#### Texte extrait:
-=-=-=-=-
La science, depuis ses débuts, afin de se développer, a dû expliciter,
démontrer et enseigner des paradigmes explicatifs. Elle a aussi dû combattre l’irrationnel en donnant des figures exemplaires de son idéal, montrer ce qu’est le scientifique et ce dont il est capable et en quoi il se démarque du non-scientifique.
C’est aux historiens des sciences qu’il incombe de repérer les prémices de la science, de raconter et d'expliquer comment la pensée scientifique s’est formée, en s’émancipant des représentations irrationnelles qui ont pu la précéder, celles de la religion, des représentations anciennes. Ainsi souligne-t-on, par exemple, chez Roger Bacon, au Moyen-âge, le mérite d’avoir été un des premiers génies scientifiques de la modernité. Il aurait été le précurseur de la méthode expérimentale, le premier grand savant du Moyen Age. Il est d’usage de souligner chez lui la dénonciation de la magie pour sa nullité, son combat contre l’obscurantisme de son temps. Telle est l’interprétation orthodoxe qui est donnée de Bacon. Mais si on lit ses textes eux-mêmes, on y trouve pourtant tout autre chose. Il y a chez Bacon une moisson énorme d’écrits qui ferait hurler notre rationalité contemporaine ! Il évoque par exemple des remèdes que les sages d’Ethiopie font avec les dragons pour lutter contre les maux de la vieillesses ! Il dénonce certes la magie, mais fait nettement l’éloge de l’astrologie et de l’occultisme ! (texte)
-=-=-=-=-
#### Objectif 1:
D'après l'extrait sur Roger Bacon, de quelle méthode Bacon aurait-il été le précurseur ?
#### Objectif 2:
Dressez la liste des verbes qui indiquent, au début de l'extrait sur Roger Bacon, ce que la science a dû faire des paradigmes explicatifs.
#### Objectif 3:
Reproduisez à l'identique le passage de l'extrait sur Roger Bacon, en commençant à « La science, depuis » et en terminant à « démarque du non-scientifique. ».

#### Données extraites:
-=-=-=-=-
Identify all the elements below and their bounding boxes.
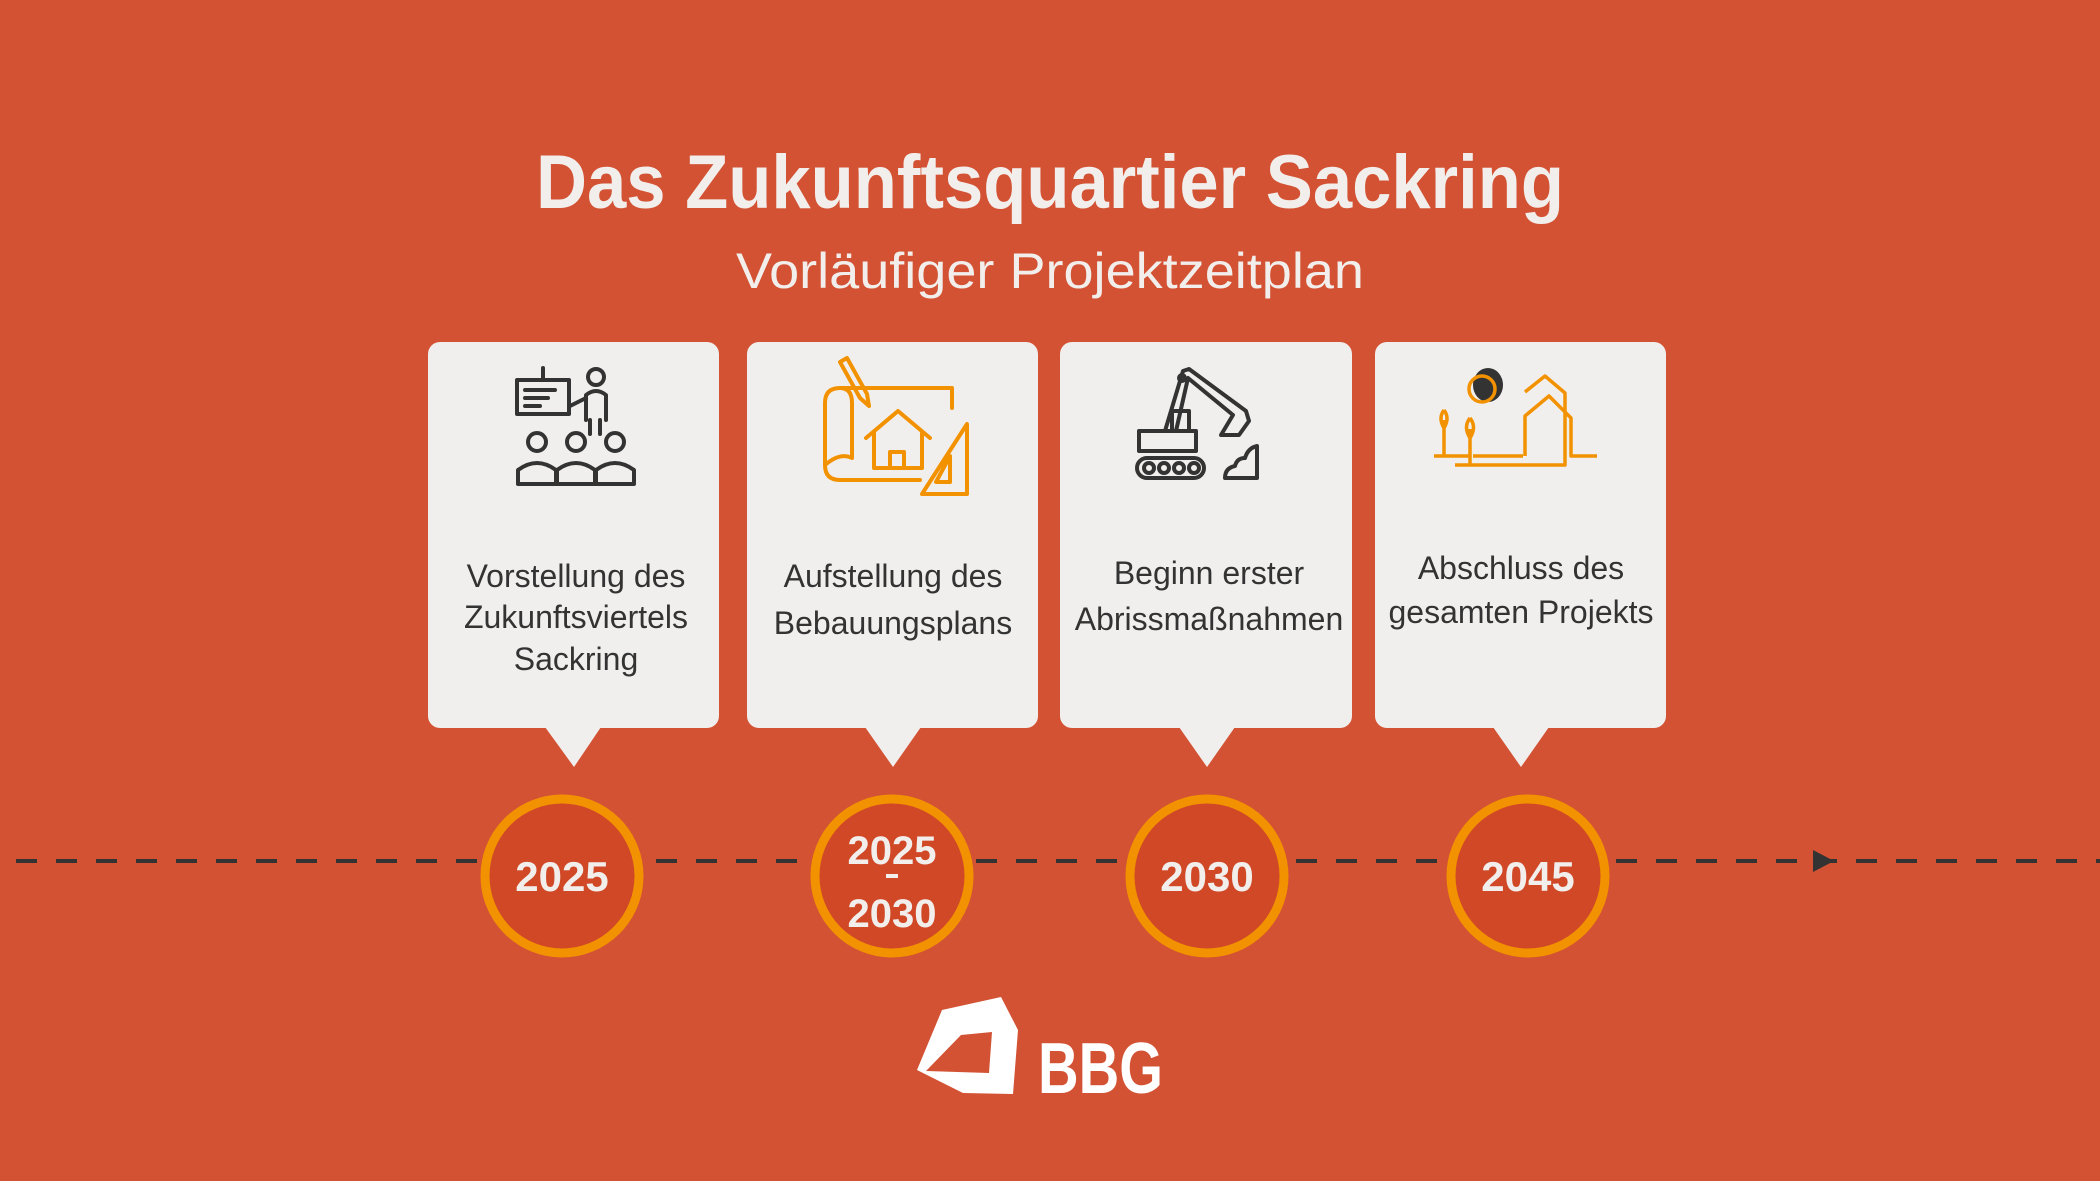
-=-=-=-=-
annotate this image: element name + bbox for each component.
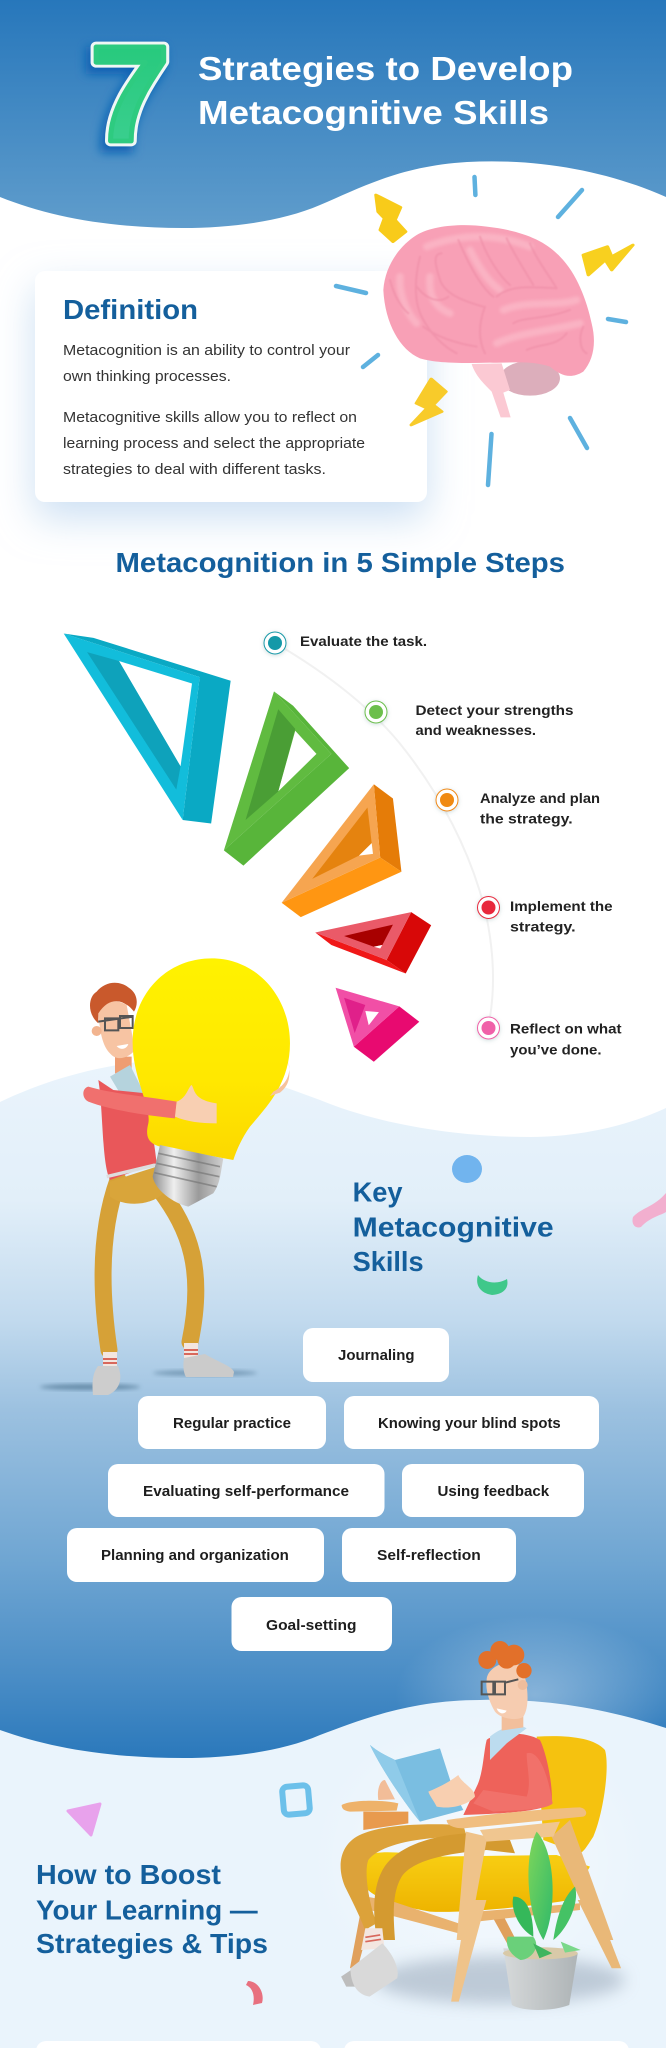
-=-=-=-=-
#### Solution rédigée 1:
De la méthode expérimentale.

#### Solution rédigée 2:
Expliciter, démontrer, enseigner.

#### Solution rédigée 3:
La science, depuis ses débuts, afin de se développer, a dû expliciter,
démontrer et enseigner des paradigmes explicatifs. Elle a aussi dû combattre l’irrationnel en donnant des figures exemplaires de son idéal, montrer ce qu’est le scientifique et ce dont il est capable et en quoi il se démarque du non-scientifique.